Stored data entries
## START

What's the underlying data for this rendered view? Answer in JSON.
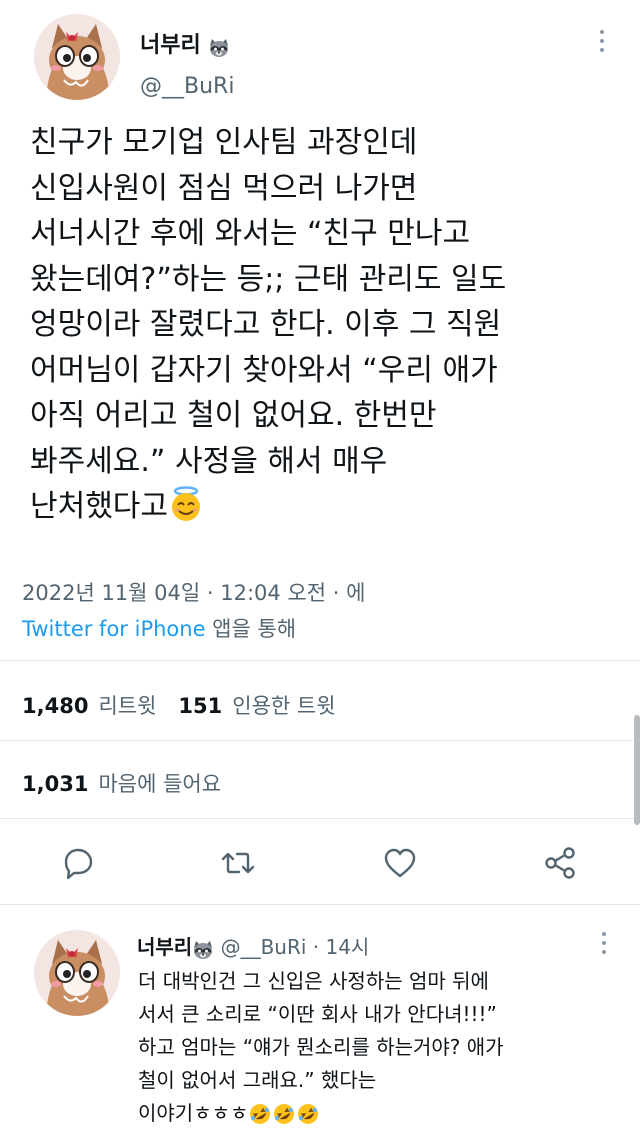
{
  "tweet": {
    "display_name": "너부리",
    "name_icon": "raccoon-emoji",
    "handle": "@__BuRi",
    "lines": [
      "친구가 모기업 인사팀 과장인데",
      "신입사원이 점심 먹으러 나가면",
      "서너시간 후에 와서는 “친구 만나고",
      "왔는데여?”하는 등;; 근태 관리도 일도",
      "엉망이라 잘렸다고 한다. 이후 그 직원",
      "어머님이 갑자기 찾아와서 “우리 애가",
      "아직 어리고 철이 없어요. 한번만",
      "봐주세요.” 사정을 해서 매우",
      "난처했다고"
    ],
    "end_emoji": "smiling-face-with-halo-emoji",
    "timestamp": "2022년 11월 04일 · 12:04 오전 · 에",
    "source_link": "Twitter for iPhone",
    "source_rest": " 앱을 통해",
    "retweets": "1,480",
    "retweets_label": "리트윗",
    "quotes": "151",
    "quotes_label": "인용한 트윗",
    "likes": "1,031",
    "likes_label": "마음에 들어요"
  },
  "actions": [
    {
      "name": "reply",
      "icon": "comment-icon"
    },
    {
      "name": "retweet",
      "icon": "retweet-icon"
    },
    {
      "name": "like",
      "icon": "heart-icon"
    },
    {
      "name": "share",
      "icon": "share-icon"
    }
  ],
  "reply": {
    "display_name": "너부리",
    "name_icon": "raccoon-emoji",
    "handle_time": "@__BuRi · 14시",
    "lines": [
      "더 대박인건 그 신입은 사정하는 엄마 뒤에",
      "서서 큰 소리로 “이딴 회사 내가 안다녀!!!”",
      "하고 엄마는 “얘가 뭔소리를 하는거야? 애가",
      "철이 없어서 그래요.” 했다는",
      "이야기ㅎㅎㅎ"
    ],
    "end_emojis": [
      "rolling-on-floor-laughing-emoji",
      "rolling-on-floor-laughing-emoji",
      "rolling-on-floor-laughing-emoji"
    ]
  },
  "colors": {
    "text": "#0f1419",
    "secondary": "#536471",
    "link": "#1d9bf0",
    "divider": "#e4e8eb"
  }
}
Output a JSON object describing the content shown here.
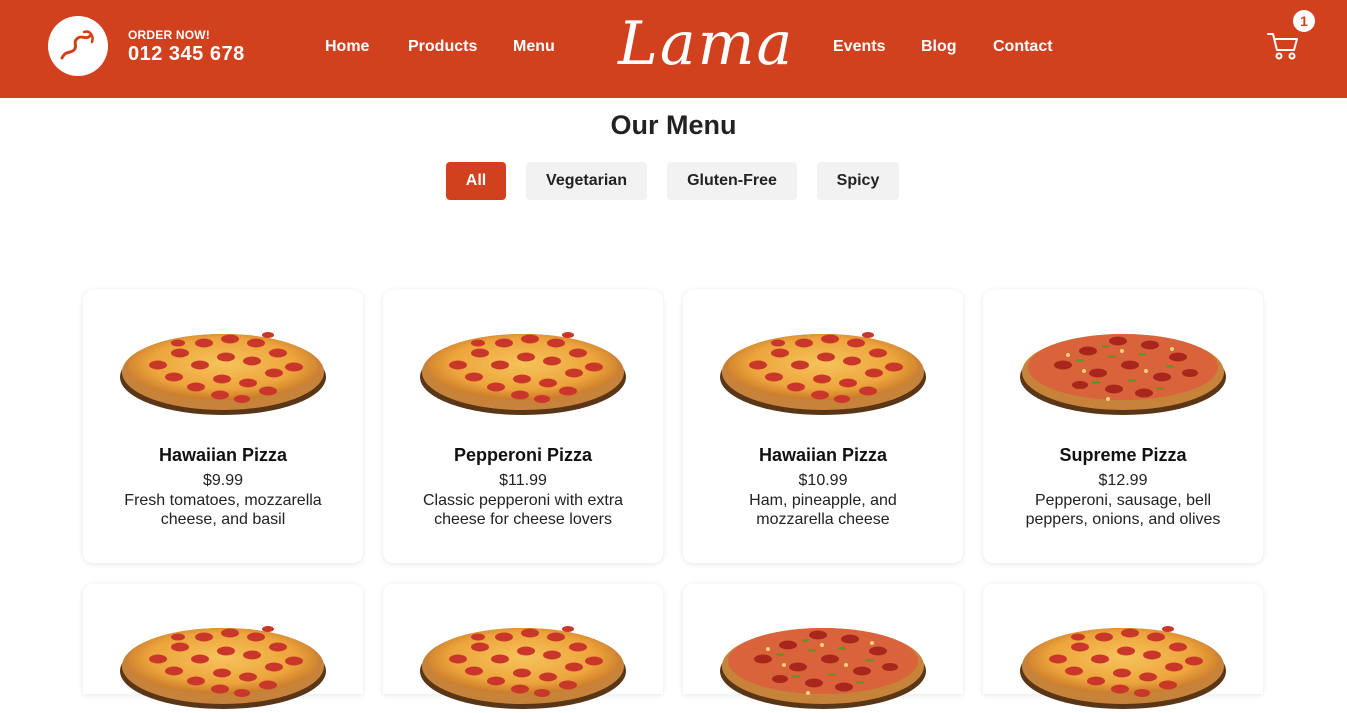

## END

### Directions for this task
Skip every picture and transcribe the data above exactly.

### Solved problem
What's the underlying data for this rendered view? Answer in JSON.
{
  "tweet": {
    "display_name": "너부리",
    "name_icon": "raccoon-emoji",
    "handle": "@__BuRi",
    "lines": [
      "친구가 모기업 인사팀 과장인데",
      "신입사원이 점심 먹으러 나가면",
      "서너시간 후에 와서는 “친구 만나고",
      "왔는데여?”하는 등;; 근태 관리도 일도",
      "엉망이라 잘렸다고 한다. 이후 그 직원",
      "어머님이 갑자기 찾아와서 “우리 애가",
      "아직 어리고 철이 없어요. 한번만",
      "봐주세요.” 사정을 해서 매우",
      "난처했다고"
    ],
    "end_emoji": "smiling-face-with-halo-emoji",
    "timestamp": "2022년 11월 04일 · 12:04 오전 · 에",
    "source_link": "Twitter for iPhone",
    "source_rest": " 앱을 통해",
    "retweets": "1,480",
    "retweets_label": "리트윗",
    "quotes": "151",
    "quotes_label": "인용한 트윗",
    "likes": "1,031",
    "likes_label": "마음에 들어요"
  },
  "actions": [
    {
      "name": "reply",
      "icon": "comment-icon"
    },
    {
      "name": "retweet",
      "icon": "retweet-icon"
    },
    {
      "name": "like",
      "icon": "heart-icon"
    },
    {
      "name": "share",
      "icon": "share-icon"
    }
  ],
  "reply": {
    "display_name": "너부리",
    "name_icon": "raccoon-emoji",
    "handle_time": "@__BuRi · 14시",
    "lines": [
      "더 대박인건 그 신입은 사정하는 엄마 뒤에",
      "서서 큰 소리로 “이딴 회사 내가 안다녀!!!”",
      "하고 엄마는 “얘가 뭔소리를 하는거야? 애가",
      "철이 없어서 그래요.” 했다는",
      "이야기ㅎㅎㅎ"
    ],
    "end_emojis": [
      "rolling-on-floor-laughing-emoji",
      "rolling-on-floor-laughing-emoji",
      "rolling-on-floor-laughing-emoji"
    ]
  },
  "colors": {
    "text": "#0f1419",
    "secondary": "#536471",
    "link": "#1d9bf0",
    "divider": "#e4e8eb"
  }
}
Output a JSON object describing the content shown here.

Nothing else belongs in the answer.